** Begin **

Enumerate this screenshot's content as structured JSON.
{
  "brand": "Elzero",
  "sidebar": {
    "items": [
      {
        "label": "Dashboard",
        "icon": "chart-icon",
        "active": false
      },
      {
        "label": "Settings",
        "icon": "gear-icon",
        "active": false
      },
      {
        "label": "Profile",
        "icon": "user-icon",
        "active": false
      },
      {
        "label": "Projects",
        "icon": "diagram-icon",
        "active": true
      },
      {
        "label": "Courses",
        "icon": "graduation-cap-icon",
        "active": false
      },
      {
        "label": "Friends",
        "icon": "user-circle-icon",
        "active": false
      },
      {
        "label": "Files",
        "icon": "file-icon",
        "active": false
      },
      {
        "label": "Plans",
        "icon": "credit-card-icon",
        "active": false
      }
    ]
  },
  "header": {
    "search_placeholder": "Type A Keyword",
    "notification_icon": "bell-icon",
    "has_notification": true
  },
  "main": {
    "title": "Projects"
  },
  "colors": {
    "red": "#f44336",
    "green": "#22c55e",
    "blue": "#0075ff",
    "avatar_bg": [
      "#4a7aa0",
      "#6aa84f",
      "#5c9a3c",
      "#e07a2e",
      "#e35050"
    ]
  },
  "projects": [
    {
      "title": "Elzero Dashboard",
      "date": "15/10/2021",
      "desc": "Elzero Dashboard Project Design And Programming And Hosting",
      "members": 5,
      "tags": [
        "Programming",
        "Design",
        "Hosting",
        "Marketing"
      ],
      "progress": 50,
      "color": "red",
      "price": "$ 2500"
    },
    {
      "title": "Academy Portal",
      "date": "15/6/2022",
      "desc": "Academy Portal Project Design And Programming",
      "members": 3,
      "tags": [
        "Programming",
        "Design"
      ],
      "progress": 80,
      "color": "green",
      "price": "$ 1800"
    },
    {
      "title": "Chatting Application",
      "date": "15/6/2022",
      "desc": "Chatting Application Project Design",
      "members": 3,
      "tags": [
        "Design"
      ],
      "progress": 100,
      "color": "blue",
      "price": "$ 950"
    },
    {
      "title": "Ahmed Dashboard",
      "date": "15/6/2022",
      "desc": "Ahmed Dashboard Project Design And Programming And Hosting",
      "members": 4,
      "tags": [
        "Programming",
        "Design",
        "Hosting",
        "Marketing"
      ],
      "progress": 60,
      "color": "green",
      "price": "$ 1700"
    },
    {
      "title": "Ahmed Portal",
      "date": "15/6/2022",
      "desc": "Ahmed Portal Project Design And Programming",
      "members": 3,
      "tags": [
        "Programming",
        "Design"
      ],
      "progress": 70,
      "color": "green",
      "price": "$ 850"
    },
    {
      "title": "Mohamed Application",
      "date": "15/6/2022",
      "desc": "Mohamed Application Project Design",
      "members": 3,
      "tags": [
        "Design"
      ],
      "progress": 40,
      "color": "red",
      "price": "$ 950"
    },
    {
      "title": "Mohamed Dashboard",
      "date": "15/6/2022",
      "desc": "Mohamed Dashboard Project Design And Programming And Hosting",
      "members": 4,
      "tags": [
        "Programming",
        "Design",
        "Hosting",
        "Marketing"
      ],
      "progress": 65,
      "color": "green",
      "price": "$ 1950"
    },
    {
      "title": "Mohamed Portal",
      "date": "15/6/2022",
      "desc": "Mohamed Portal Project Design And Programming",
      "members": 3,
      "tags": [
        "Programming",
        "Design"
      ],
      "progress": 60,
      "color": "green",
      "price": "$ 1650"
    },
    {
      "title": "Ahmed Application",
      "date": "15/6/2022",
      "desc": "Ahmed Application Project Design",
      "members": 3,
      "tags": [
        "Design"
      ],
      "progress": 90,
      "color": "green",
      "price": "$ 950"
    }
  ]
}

** End **

What the exercise asks » Establish how many lines of the records contain the string "Chatting" and state that number without elaboration.

Response for this exercise » 2